[EXCERPT PROVIDED]:
= = = = =

The PEAK system allows these participants full text search and retrieval of the entire body of Elsevier content for the duration of the experiment, including some content from earlier years that Elsevier provided to help build a critical mass of content into the service. Users have several search and browse options available to them, including search mechanisms that limit searches to discipline specific categories that were designed and assigned by librarians at the University of Michigan. Any authorized user may search the system, view abstracts, and have access to all free content (see below). Access to full-length articles (a designation assigned by Elsevier) depends on the user's institutional subscription package. Articles may be viewed on screen or printed.

PEAK in Context: Electronic journal publishing and the University of Michigan Library

The scholarly journal has a tradition of purpose and structure dating back several centuries, with little change. Despite the combined effects of price inflation and fluctuations of currency exchange that libraries weathered in the 1970's and 1980's, the basic construct of journals and subscriptions has remained stable and, in fact, the journal has continued to flourish in a world of scholarly publishing that is increasingly global and conglomerate. In contrast to this tradition-laden history, the rapid change stimulated by information technologies in the 1990's has been remarkable and unprecedented.

= = = = =

[WHAT TO DO]:
1. In the excerpt on electronic journal publishing, reproduce the passage from "PEAK in Context: Electronic" to "remarkable and unprecedented.", substituting "academic" for every "scholarly".
2. Convert the records from the line with "data-point (332, 611, 346, 625)" to the line with "data-point (322, 479, 337, 493)" into a Markdown table with the columns Row and Line. Number each line and leave out any blank lines.

= = = = =

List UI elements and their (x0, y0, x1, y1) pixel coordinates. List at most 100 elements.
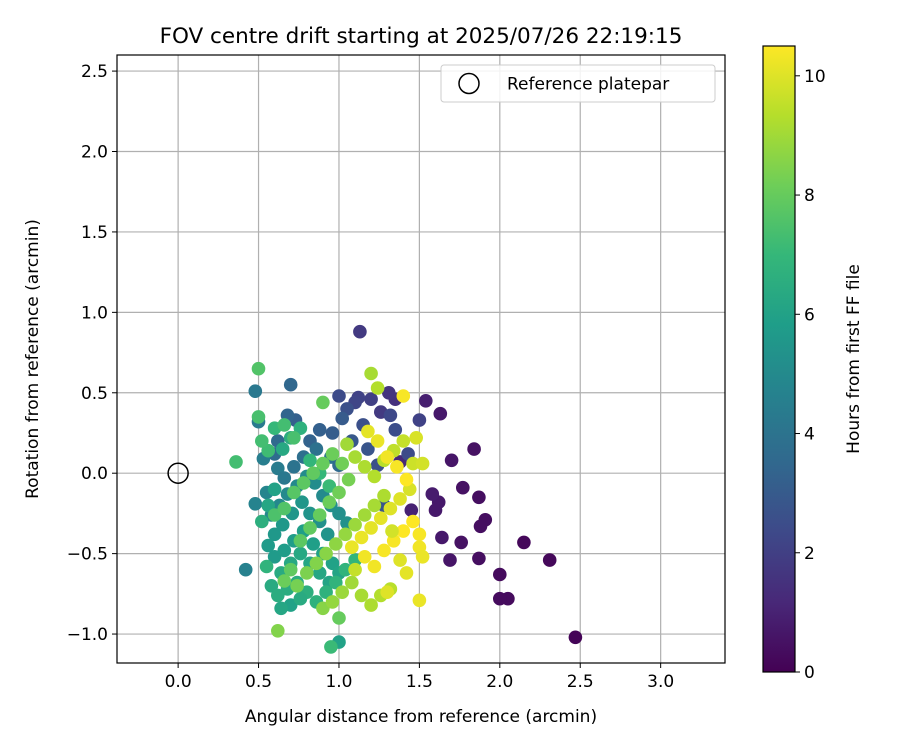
data-point (332, 611, 346, 625)
colorbar: 0 2 4 6 8 10 Hours from first FF file (762, 45, 864, 683)
data-point (248, 497, 263, 511)
data-point (306, 466, 321, 481)
data-point (374, 511, 388, 525)
colorbar-tick-label: 10 (804, 67, 826, 87)
data-point (493, 591, 507, 606)
x-tick-label: 3.0 (647, 672, 674, 692)
data-point (385, 524, 399, 538)
grid (117, 55, 725, 663)
data-point (277, 418, 292, 432)
data-point (370, 381, 385, 395)
data-point (493, 567, 507, 582)
data-point (338, 562, 353, 577)
data-point (254, 514, 269, 529)
data-point (325, 595, 340, 609)
colorbar-tick-label: 8 (804, 186, 815, 206)
data-point (364, 366, 378, 381)
y-tick-label: 2.5 (81, 62, 108, 82)
data-point (316, 456, 330, 471)
data-point (456, 480, 470, 495)
legend-label: Reference platepar (507, 75, 669, 95)
data-point (415, 456, 430, 471)
data-point (325, 447, 340, 461)
data-point (393, 553, 407, 567)
x-tick-label: 0.5 (245, 672, 272, 692)
data-point (283, 562, 298, 577)
y-tick-label: 1.5 (81, 223, 108, 243)
data-point (306, 537, 321, 551)
data-point (340, 437, 354, 452)
data-point (293, 534, 308, 548)
data-point (251, 361, 266, 376)
data-point (517, 535, 531, 550)
data-point (309, 442, 324, 456)
data-point (409, 431, 424, 445)
data-point (322, 479, 337, 493)
x-tick-label: 2.0 (486, 672, 513, 692)
data-point (433, 406, 448, 421)
data-point (275, 442, 290, 456)
x-tick-label: 0.0 (165, 672, 192, 692)
data-point (274, 601, 288, 616)
data-point (296, 476, 311, 490)
data-point (425, 487, 440, 501)
data-point (354, 588, 369, 603)
data-point (568, 630, 583, 645)
data-point (254, 434, 269, 448)
data-point (335, 585, 350, 599)
data-point (312, 423, 327, 437)
data-point (293, 591, 308, 606)
data-point (287, 431, 301, 445)
data-point (393, 492, 407, 506)
data-point (472, 490, 486, 505)
x-tick-label: 1.0 (325, 672, 352, 692)
data-point (357, 550, 372, 564)
data-point (316, 601, 330, 616)
data-point (444, 453, 459, 468)
data-point (271, 461, 285, 476)
data-point (357, 508, 372, 522)
data-point (322, 495, 337, 510)
y-axis-label: Rotation from reference (arcmin) (23, 219, 43, 499)
data-point (332, 485, 346, 500)
data-point (406, 514, 420, 529)
data-point (277, 501, 292, 516)
colorbar-tick-label: 6 (804, 305, 815, 325)
data-point (542, 553, 557, 567)
data-point (319, 585, 333, 599)
y-tick-label: 2.0 (81, 143, 108, 163)
data-point (367, 498, 382, 513)
data-point (267, 527, 282, 542)
data-point (261, 498, 276, 513)
data-point (303, 521, 317, 535)
data-point (370, 434, 385, 448)
data-point (335, 411, 350, 426)
legend-box (440, 64, 716, 103)
data-point (412, 527, 427, 542)
data-point (261, 443, 276, 458)
data-point (364, 521, 378, 535)
data-point (290, 579, 304, 593)
data-point (338, 527, 353, 542)
data-point (295, 495, 309, 510)
data-point (361, 424, 375, 439)
data-point (396, 389, 411, 403)
legend-reference-marker (458, 72, 480, 95)
data-point (329, 537, 343, 551)
data-point (419, 394, 433, 408)
data-point (325, 556, 340, 571)
colorbar-tick-label: 4 (804, 425, 815, 445)
data-point (367, 469, 382, 484)
data-point (300, 566, 314, 580)
data-point (277, 574, 292, 588)
colorbar-tick-label: 2 (804, 544, 815, 564)
data-point (267, 508, 282, 522)
data-point (383, 501, 398, 516)
data-point (396, 524, 411, 538)
data-point (320, 527, 335, 542)
data-point (332, 389, 346, 403)
data-point (380, 450, 395, 464)
data-point (353, 324, 367, 339)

= = = = =

[EXPECTED OUTPUTS]:
1.
PEAK in Context: Electronic journal publishing and the University of Michigan Library

The academic journal has a tradition of purpose and structure dating back several centuries, with little change. Despite the combined effects of price inflation and fluctuations of currency exchange that libraries weathered in the 1970's and 1980's, the basic construct of journals and subscriptions has remained stable and, in fact, the journal has continued to flourish in a world of academic publishing that is increasingly global and conglomerate. In contrast to this tradition-laden history, the rapid change stimulated by information technologies in the 1990's has been remarkable and unprecedented.

2.
| Row | Line |
|---|---|
| 1 | data-point (332, 611, 346, 625) |
| 2 | colorbar: 0 2 4 6 8 10 Hours from first FF file (762, 45, 864, 683) |
| 3 | data-point (248, 497, 263, 511) |
| 4 | data-point (306, 466, 321, 481) |
| 5 | data-point (374, 511, 388, 525) |
| 6 | colorbar-tick-label: 10 (804, 67, 826, 87) |
| 7 | data-point (493, 591, 507, 606) |
| 8 | x-tick-label: 3.0 (647, 672, 674, 692) |
| 9 | data-point (385, 524, 399, 538) |
| 10 | grid (117, 55, 725, 663) |
| 11 | data-point (277, 418, 292, 432) |
| 12 | data-point (370, 381, 385, 395) |
| 13 | data-point (493, 567, 507, 582) |
| 14 | data-point (338, 562, 353, 577) |
| 15 | data-point (254, 514, 269, 529) |
| 16 | data-point (325, 595, 340, 609) |
| 17 | colorbar-tick-label: 8 (804, 186, 815, 206) |
| 18 | data-point (364, 366, 378, 381) |
| 19 | y-tick-label: 2.5 (81, 62, 108, 82) |
| 20 | data-point (316, 456, 330, 471) |
| 21 | data-point (456, 480, 470, 495) |
| 22 | legend-label: Reference platepar (507, 75, 669, 95) |
| 23 | data-point (415, 456, 430, 471) |
| 24 | data-point (325, 447, 340, 461) |
| 25 | data-point (393, 553, 407, 567) |
| 26 | x-tick-label: 0.5 (245, 672, 272, 692) |
| 27 | data-point (283, 562, 298, 577) |
| 28 | y-tick-label: 1.5 (81, 223, 108, 243) |
| 29 | data-point (306, 537, 321, 551) |
| 30 | data-point (340, 437, 354, 452) |
| 31 | data-point (293, 534, 308, 548) |
| 32 | data-point (251, 361, 266, 376) |
| 33 | data-point (517, 535, 531, 550) |
| 34 | data-point (309, 442, 324, 456) |
| 35 | data-point (409, 431, 424, 445) |
| 36 | data-point (322, 479, 337, 493) |